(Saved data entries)
=-=-=-=-=
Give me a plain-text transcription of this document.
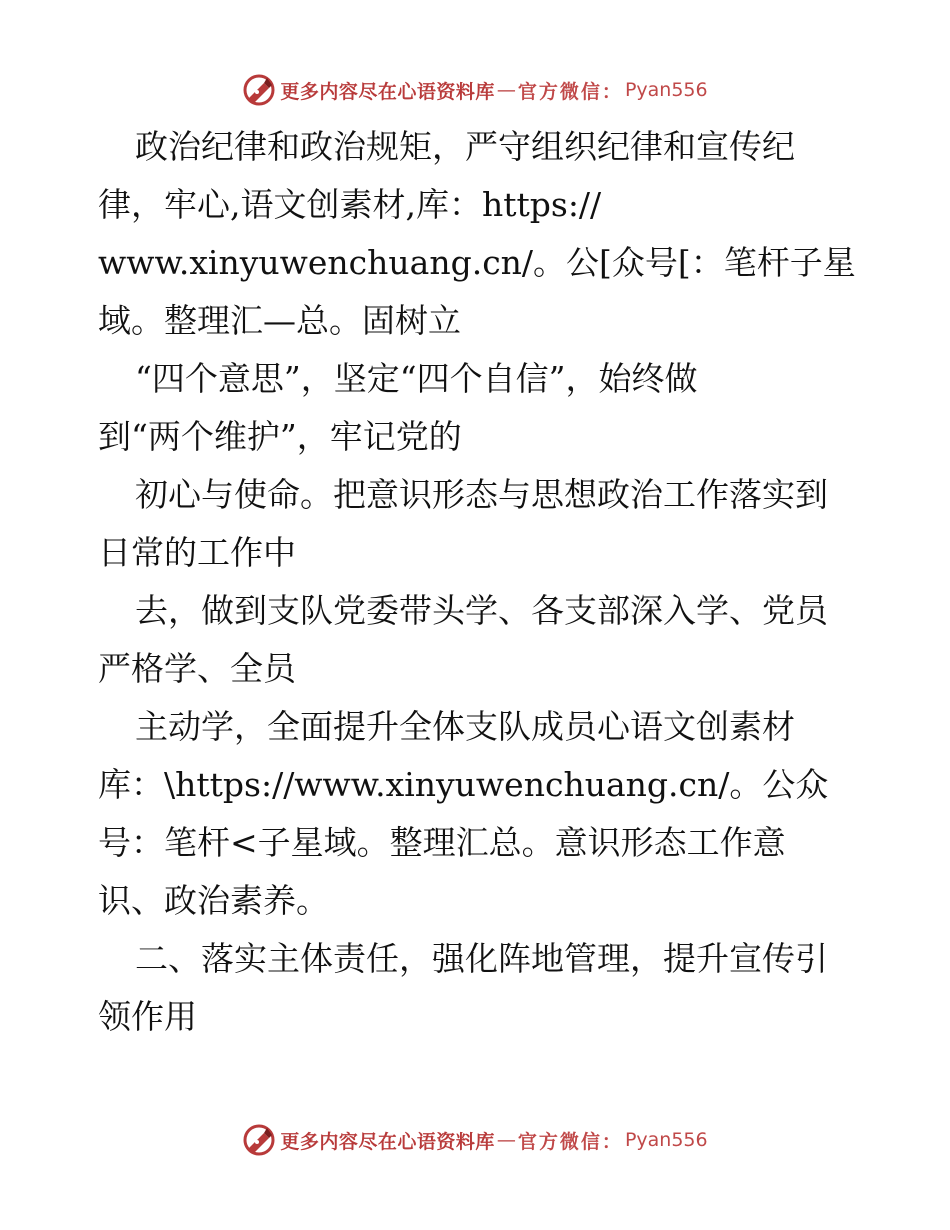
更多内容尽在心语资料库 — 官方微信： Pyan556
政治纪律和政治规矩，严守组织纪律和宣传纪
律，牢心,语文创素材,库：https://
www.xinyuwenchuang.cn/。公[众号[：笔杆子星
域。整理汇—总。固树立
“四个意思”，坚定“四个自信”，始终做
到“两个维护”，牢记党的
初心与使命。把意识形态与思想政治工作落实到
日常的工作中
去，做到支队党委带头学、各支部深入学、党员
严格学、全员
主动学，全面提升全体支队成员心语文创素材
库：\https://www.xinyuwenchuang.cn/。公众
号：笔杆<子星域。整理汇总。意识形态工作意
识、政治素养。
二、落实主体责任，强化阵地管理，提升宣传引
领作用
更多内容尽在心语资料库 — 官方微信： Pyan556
=-=-=-=-=
_WHAT IS EXPECTED_: Copy each line of the records precisely and drop any images they hold.

_FINAL RESULT_:
Give me a plain-text transcription of this document.
更多内容尽在心语资料库 — 官方微信： Pyan556
政治纪律和政治规矩，严守组织纪律和宣传纪
律，牢心,语文创素材,库：https://
www.xinyuwenchuang.cn/。公[众号[：笔杆子星
域。整理汇—总。固树立
“四个意思”，坚定“四个自信”，始终做
到“两个维护”，牢记党的
初心与使命。把意识形态与思想政治工作落实到
日常的工作中
去，做到支队党委带头学、各支部深入学、党员
严格学、全员
主动学，全面提升全体支队成员心语文创素材
库：\https://www.xinyuwenchuang.cn/。公众
号：笔杆<子星域。整理汇总。意识形态工作意
识、政治素养。
二、落实主体责任，强化阵地管理，提升宣传引
领作用
更多内容尽在心语资料库 — 官方微信： Pyan556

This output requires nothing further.